STATED GOAL ->
Reproduce the listing exactly, with no pictures in your copy.

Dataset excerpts
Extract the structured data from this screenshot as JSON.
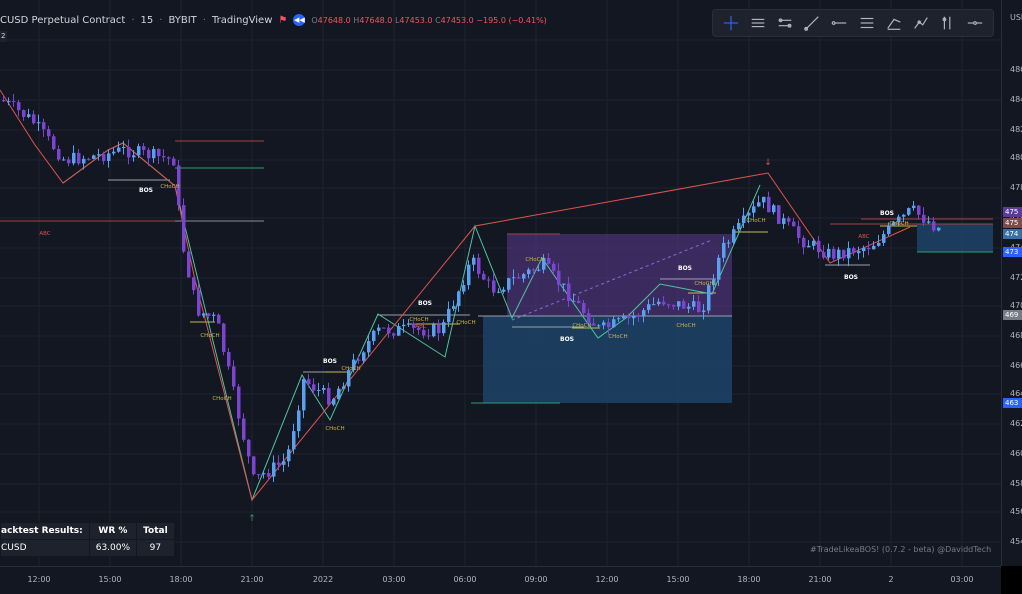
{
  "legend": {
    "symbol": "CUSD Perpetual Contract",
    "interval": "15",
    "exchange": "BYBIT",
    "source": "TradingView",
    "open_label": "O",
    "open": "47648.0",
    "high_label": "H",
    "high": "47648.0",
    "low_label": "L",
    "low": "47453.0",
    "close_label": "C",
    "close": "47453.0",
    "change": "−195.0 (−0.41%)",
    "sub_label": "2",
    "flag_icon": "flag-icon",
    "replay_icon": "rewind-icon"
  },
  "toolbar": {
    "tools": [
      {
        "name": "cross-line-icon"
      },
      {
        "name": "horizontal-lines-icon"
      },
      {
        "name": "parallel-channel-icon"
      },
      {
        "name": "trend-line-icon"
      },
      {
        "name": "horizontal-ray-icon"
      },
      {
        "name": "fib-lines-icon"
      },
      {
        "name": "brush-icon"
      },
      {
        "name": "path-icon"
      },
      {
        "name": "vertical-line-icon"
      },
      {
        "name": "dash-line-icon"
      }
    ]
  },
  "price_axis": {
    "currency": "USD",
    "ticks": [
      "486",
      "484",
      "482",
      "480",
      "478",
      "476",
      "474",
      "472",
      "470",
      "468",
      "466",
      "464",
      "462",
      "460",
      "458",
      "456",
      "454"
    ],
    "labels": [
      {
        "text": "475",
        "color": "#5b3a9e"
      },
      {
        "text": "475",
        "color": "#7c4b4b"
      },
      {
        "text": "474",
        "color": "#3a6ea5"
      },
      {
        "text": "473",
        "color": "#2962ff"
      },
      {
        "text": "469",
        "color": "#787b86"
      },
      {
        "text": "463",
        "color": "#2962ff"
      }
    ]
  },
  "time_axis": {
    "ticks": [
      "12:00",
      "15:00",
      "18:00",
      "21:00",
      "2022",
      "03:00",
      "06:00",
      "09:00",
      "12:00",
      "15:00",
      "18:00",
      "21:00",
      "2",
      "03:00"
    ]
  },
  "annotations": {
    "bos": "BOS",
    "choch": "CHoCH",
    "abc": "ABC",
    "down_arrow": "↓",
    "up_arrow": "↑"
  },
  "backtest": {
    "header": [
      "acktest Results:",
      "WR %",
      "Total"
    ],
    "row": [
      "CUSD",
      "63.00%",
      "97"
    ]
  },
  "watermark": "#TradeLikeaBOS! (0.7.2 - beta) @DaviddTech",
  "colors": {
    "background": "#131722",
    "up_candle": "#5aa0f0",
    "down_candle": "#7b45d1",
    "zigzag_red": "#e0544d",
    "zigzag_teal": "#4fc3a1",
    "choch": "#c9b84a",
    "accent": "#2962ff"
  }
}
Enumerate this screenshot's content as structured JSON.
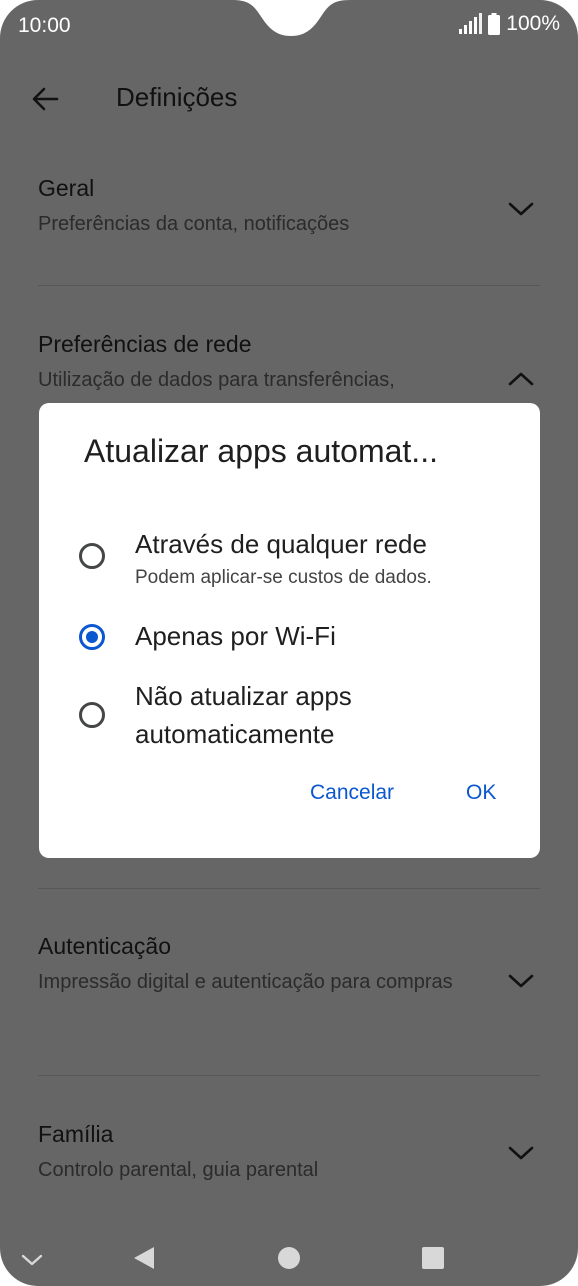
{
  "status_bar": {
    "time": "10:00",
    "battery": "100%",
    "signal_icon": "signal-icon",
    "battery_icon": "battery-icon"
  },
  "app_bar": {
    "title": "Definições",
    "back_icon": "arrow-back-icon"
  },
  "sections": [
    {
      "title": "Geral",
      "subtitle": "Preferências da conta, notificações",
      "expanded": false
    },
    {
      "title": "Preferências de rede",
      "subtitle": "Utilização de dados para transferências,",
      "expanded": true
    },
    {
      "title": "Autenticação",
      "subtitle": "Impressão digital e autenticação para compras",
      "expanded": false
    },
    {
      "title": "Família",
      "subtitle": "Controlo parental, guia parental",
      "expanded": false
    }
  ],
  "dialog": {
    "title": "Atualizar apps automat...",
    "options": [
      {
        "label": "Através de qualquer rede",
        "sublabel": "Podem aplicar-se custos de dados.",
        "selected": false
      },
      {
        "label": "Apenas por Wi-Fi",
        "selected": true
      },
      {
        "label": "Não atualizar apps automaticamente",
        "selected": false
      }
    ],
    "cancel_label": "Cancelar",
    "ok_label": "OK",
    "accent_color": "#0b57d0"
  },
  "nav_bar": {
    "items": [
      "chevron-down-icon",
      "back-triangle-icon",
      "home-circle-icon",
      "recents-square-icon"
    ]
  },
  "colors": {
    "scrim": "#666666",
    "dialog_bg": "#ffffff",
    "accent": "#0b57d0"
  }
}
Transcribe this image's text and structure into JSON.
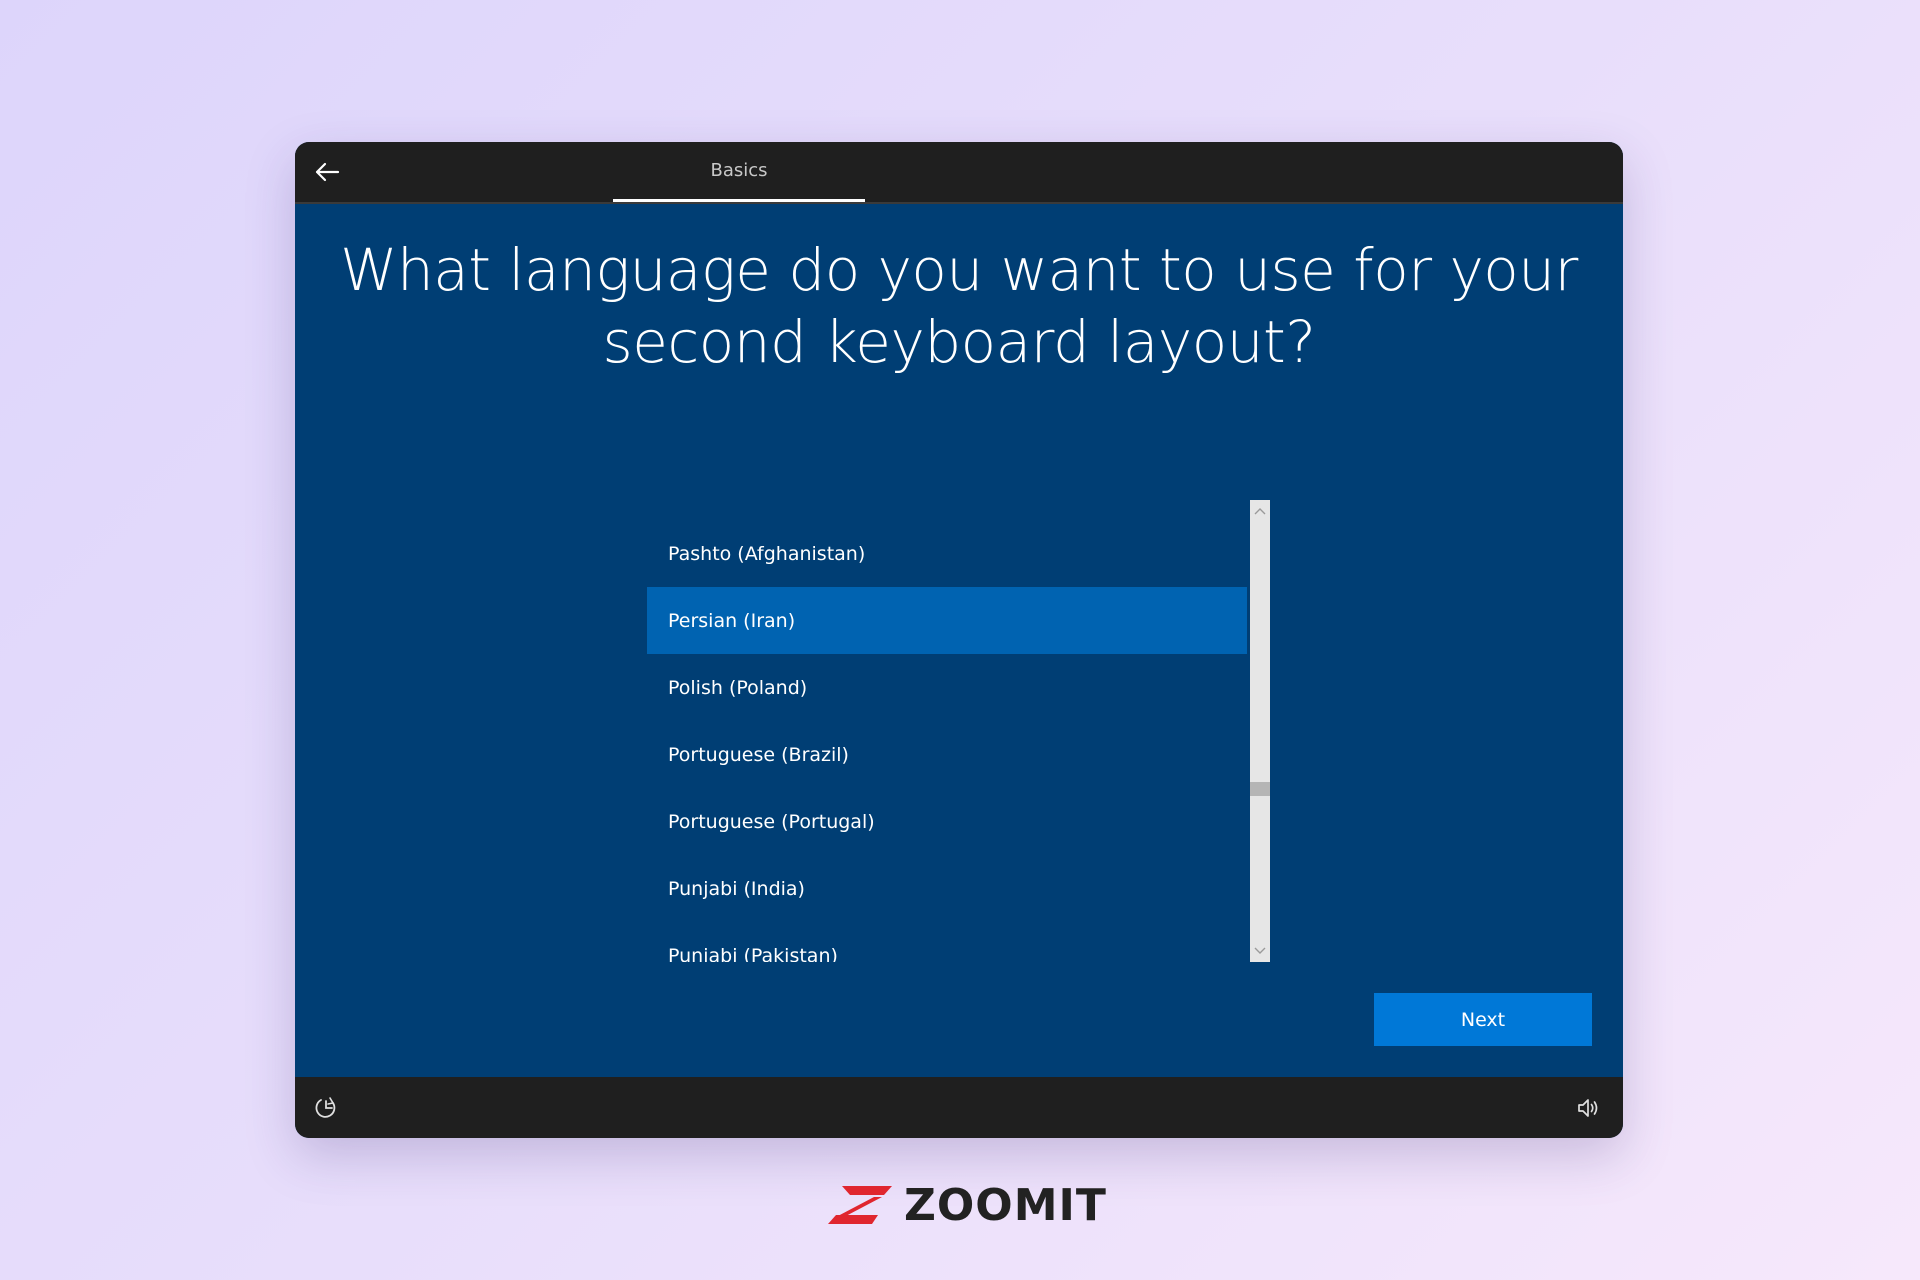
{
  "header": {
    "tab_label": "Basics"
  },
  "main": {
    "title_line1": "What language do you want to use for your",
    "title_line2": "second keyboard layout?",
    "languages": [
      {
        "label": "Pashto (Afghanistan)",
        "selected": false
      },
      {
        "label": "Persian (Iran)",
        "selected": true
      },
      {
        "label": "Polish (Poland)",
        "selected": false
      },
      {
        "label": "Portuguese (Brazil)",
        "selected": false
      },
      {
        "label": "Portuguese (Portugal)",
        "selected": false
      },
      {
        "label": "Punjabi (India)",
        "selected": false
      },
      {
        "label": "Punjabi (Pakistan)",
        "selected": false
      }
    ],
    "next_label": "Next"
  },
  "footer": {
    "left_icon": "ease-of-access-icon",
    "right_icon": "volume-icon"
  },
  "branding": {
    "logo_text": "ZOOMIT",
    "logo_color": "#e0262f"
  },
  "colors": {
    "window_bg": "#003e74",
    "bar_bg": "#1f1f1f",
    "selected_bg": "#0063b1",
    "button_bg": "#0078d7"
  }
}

THE OUTPUT ->
Extract the structured data from this screenshot as JSON.
{
  "legend": {
    "symbol": "CUSD Perpetual Contract",
    "interval": "15",
    "exchange": "BYBIT",
    "source": "TradingView",
    "open_label": "O",
    "open": "47648.0",
    "high_label": "H",
    "high": "47648.0",
    "low_label": "L",
    "low": "47453.0",
    "close_label": "C",
    "close": "47453.0",
    "change": "−195.0 (−0.41%)",
    "sub_label": "2",
    "flag_icon": "flag-icon",
    "replay_icon": "rewind-icon"
  },
  "toolbar": {
    "tools": [
      {
        "name": "cross-line-icon"
      },
      {
        "name": "horizontal-lines-icon"
      },
      {
        "name": "parallel-channel-icon"
      },
      {
        "name": "trend-line-icon"
      },
      {
        "name": "horizontal-ray-icon"
      },
      {
        "name": "fib-lines-icon"
      },
      {
        "name": "brush-icon"
      },
      {
        "name": "path-icon"
      },
      {
        "name": "vertical-line-icon"
      },
      {
        "name": "dash-line-icon"
      }
    ]
  },
  "price_axis": {
    "currency": "USD",
    "ticks": [
      "486",
      "484",
      "482",
      "480",
      "478",
      "476",
      "474",
      "472",
      "470",
      "468",
      "466",
      "464",
      "462",
      "460",
      "458",
      "456",
      "454"
    ],
    "labels": [
      {
        "text": "475",
        "color": "#5b3a9e"
      },
      {
        "text": "475",
        "color": "#7c4b4b"
      },
      {
        "text": "474",
        "color": "#3a6ea5"
      },
      {
        "text": "473",
        "color": "#2962ff"
      },
      {
        "text": "469",
        "color": "#787b86"
      },
      {
        "text": "463",
        "color": "#2962ff"
      }
    ]
  },
  "time_axis": {
    "ticks": [
      "12:00",
      "15:00",
      "18:00",
      "21:00",
      "2022",
      "03:00",
      "06:00",
      "09:00",
      "12:00",
      "15:00",
      "18:00",
      "21:00",
      "2",
      "03:00"
    ]
  },
  "annotations": {
    "bos": "BOS",
    "choch": "CHoCH",
    "abc": "ABC",
    "down_arrow": "↓",
    "up_arrow": "↑"
  },
  "backtest": {
    "header": [
      "acktest Results:",
      "WR %",
      "Total"
    ],
    "row": [
      "CUSD",
      "63.00%",
      "97"
    ]
  },
  "watermark": "#TradeLikeaBOS! (0.7.2 - beta) @DaviddTech",
  "colors": {
    "background": "#131722",
    "up_candle": "#5aa0f0",
    "down_candle": "#7b45d1",
    "zigzag_red": "#e0544d",
    "zigzag_teal": "#4fc3a1",
    "choch": "#c9b84a",
    "accent": "#2962ff"
  }
}
Enumerate this screenshot's content as structured JSON.
{
  "status_bar": {
    "time": "10:00",
    "battery": "100%",
    "signal_icon": "signal-icon",
    "battery_icon": "battery-icon"
  },
  "app_bar": {
    "title": "Definições",
    "back_icon": "arrow-back-icon"
  },
  "sections": [
    {
      "title": "Geral",
      "subtitle": "Preferências da conta, notificações",
      "expanded": false
    },
    {
      "title": "Preferências de rede",
      "subtitle": "Utilização de dados para transferências,",
      "expanded": true
    },
    {
      "title": "Autenticação",
      "subtitle": "Impressão digital e autenticação para compras",
      "expanded": false
    },
    {
      "title": "Família",
      "subtitle": "Controlo parental, guia parental",
      "expanded": false
    }
  ],
  "dialog": {
    "title": "Atualizar apps automat...",
    "options": [
      {
        "label": "Através de qualquer rede",
        "sublabel": "Podem aplicar-se custos de dados.",
        "selected": false
      },
      {
        "label": "Apenas por Wi-Fi",
        "selected": true
      },
      {
        "label": "Não atualizar apps automaticamente",
        "selected": false
      }
    ],
    "cancel_label": "Cancelar",
    "ok_label": "OK",
    "accent_color": "#0b57d0"
  },
  "nav_bar": {
    "items": [
      "chevron-down-icon",
      "back-triangle-icon",
      "home-circle-icon",
      "recents-square-icon"
    ]
  },
  "colors": {
    "scrim": "#666666",
    "dialog_bg": "#ffffff",
    "accent": "#0b57d0"
  }
}
Transcribe this image's text and structure into JSON.
{
  "header": {
    "tab_label": "Basics"
  },
  "main": {
    "title_line1": "What language do you want to use for your",
    "title_line2": "second keyboard layout?",
    "languages": [
      {
        "label": "Pashto (Afghanistan)",
        "selected": false
      },
      {
        "label": "Persian (Iran)",
        "selected": true
      },
      {
        "label": "Polish (Poland)",
        "selected": false
      },
      {
        "label": "Portuguese (Brazil)",
        "selected": false
      },
      {
        "label": "Portuguese (Portugal)",
        "selected": false
      },
      {
        "label": "Punjabi (India)",
        "selected": false
      },
      {
        "label": "Punjabi (Pakistan)",
        "selected": false
      }
    ],
    "next_label": "Next"
  },
  "footer": {
    "left_icon": "ease-of-access-icon",
    "right_icon": "volume-icon"
  },
  "branding": {
    "logo_text": "ZOOMIT",
    "logo_color": "#e0262f"
  },
  "colors": {
    "window_bg": "#003e74",
    "bar_bg": "#1f1f1f",
    "selected_bg": "#0063b1",
    "button_bg": "#0078d7"
  }
}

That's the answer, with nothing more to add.